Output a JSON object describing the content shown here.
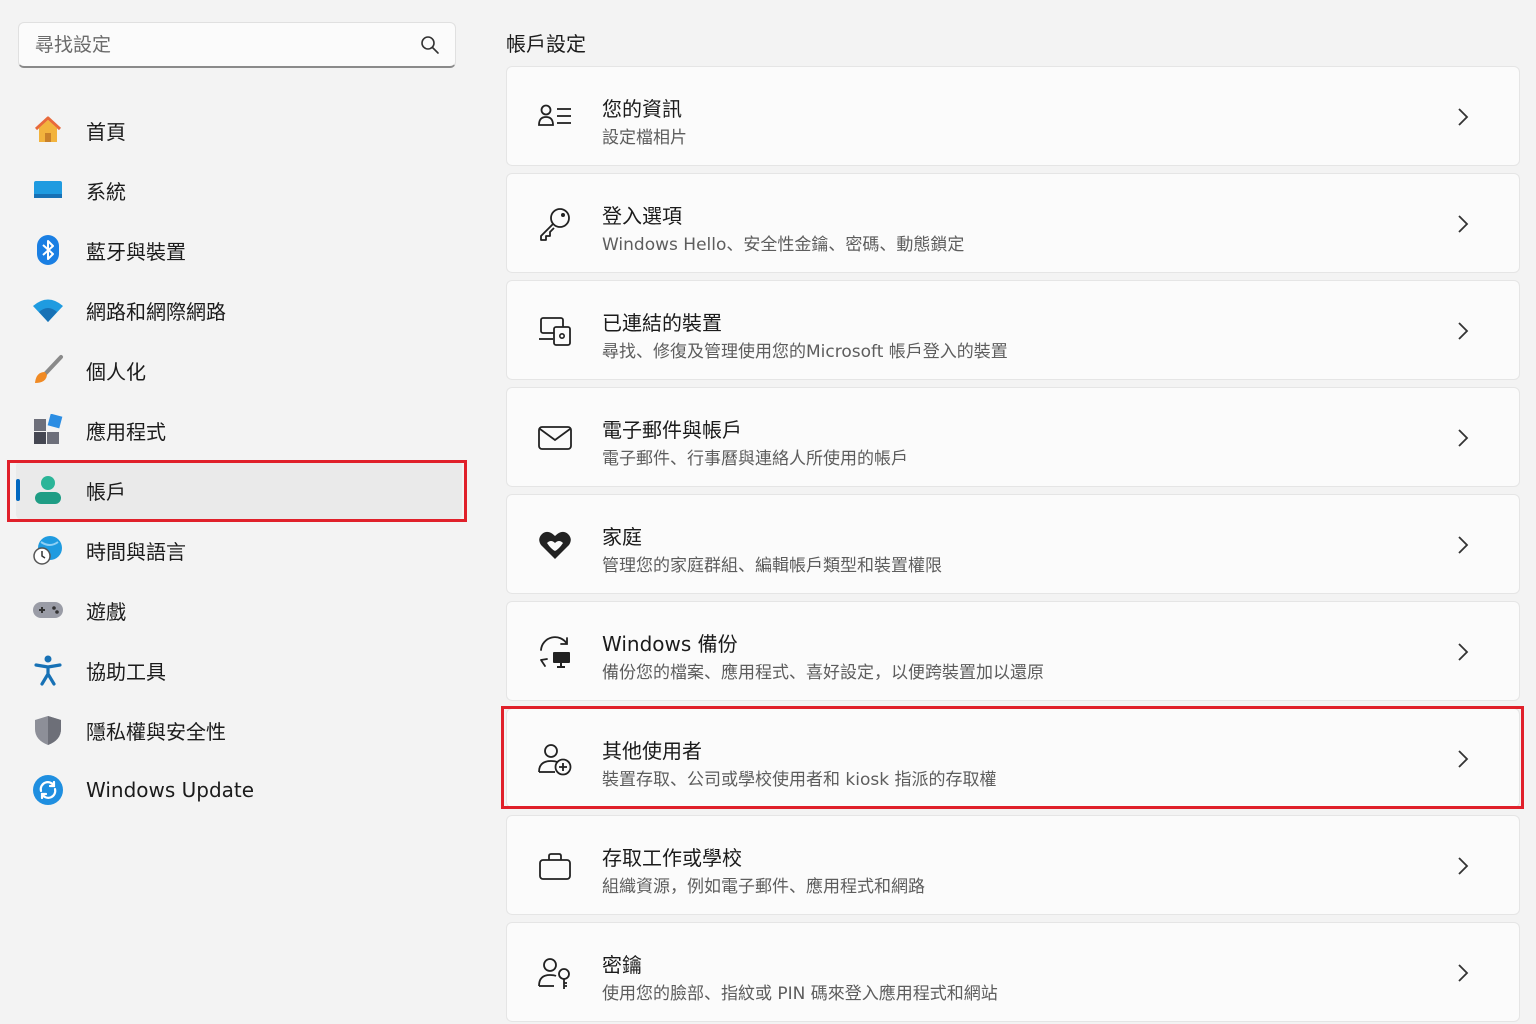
{
  "search": {
    "placeholder": "尋找設定"
  },
  "sidebar": {
    "items": [
      {
        "label": "首頁",
        "icon": "home-icon"
      },
      {
        "label": "系統",
        "icon": "system-icon"
      },
      {
        "label": "藍牙與裝置",
        "icon": "bluetooth-icon"
      },
      {
        "label": "網路和網際網路",
        "icon": "wifi-icon"
      },
      {
        "label": "個人化",
        "icon": "brush-icon"
      },
      {
        "label": "應用程式",
        "icon": "apps-icon"
      },
      {
        "label": "帳戶",
        "icon": "account-icon",
        "active": true
      },
      {
        "label": "時間與語言",
        "icon": "time-language-icon"
      },
      {
        "label": "遊戲",
        "icon": "gamepad-icon"
      },
      {
        "label": "協助工具",
        "icon": "accessibility-icon"
      },
      {
        "label": "隱私權與安全性",
        "icon": "shield-icon"
      },
      {
        "label": "Windows Update",
        "icon": "windows-update-icon"
      }
    ]
  },
  "main": {
    "title": "帳戶設定",
    "cards": [
      {
        "title": "您的資訊",
        "subtitle": "設定檔相片",
        "icon": "user-info-icon"
      },
      {
        "title": "登入選項",
        "subtitle": "Windows Hello、安全性金鑰、密碼、動態鎖定",
        "icon": "key-icon"
      },
      {
        "title": "已連結的裝置",
        "subtitle": "尋找、修復及管理使用您的Microsoft 帳戶登入的裝置",
        "icon": "linked-devices-icon"
      },
      {
        "title": "電子郵件與帳戶",
        "subtitle": "電子郵件、行事曆與連絡人所使用的帳戶",
        "icon": "mail-icon"
      },
      {
        "title": "家庭",
        "subtitle": "管理您的家庭群組、編輯帳戶類型和裝置權限",
        "icon": "family-heart-icon"
      },
      {
        "title": "Windows 備份",
        "subtitle": "備份您的檔案、應用程式、喜好設定，以便跨裝置加以還原",
        "icon": "backup-icon"
      },
      {
        "title": "其他使用者",
        "subtitle": "裝置存取、公司或學校使用者和 kiosk 指派的存取權",
        "icon": "add-user-icon"
      },
      {
        "title": "存取工作或學校",
        "subtitle": "組織資源，例如電子郵件、應用程式和網路",
        "icon": "briefcase-icon"
      },
      {
        "title": "密鑰",
        "subtitle": "使用您的臉部、指紋或 PIN 碼來登入應用程式和網站",
        "icon": "passkey-icon"
      }
    ]
  },
  "colors": {
    "accent": "#0067c0",
    "highlight": "#e0202a"
  }
}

= Your task =
Pick out lines containing the word "label", each one as written.

= Result below =
        "label": "首頁",
        "label": "系統",
        "label": "藍牙與裝置",
        "label": "網路和網際網路",
        "label": "個人化",
        "label": "應用程式",
        "label": "帳戶",
        "label": "時間與語言",
        "label": "遊戲",
        "label": "協助工具",
        "label": "隱私權與安全性",
        "label": "Windows Update",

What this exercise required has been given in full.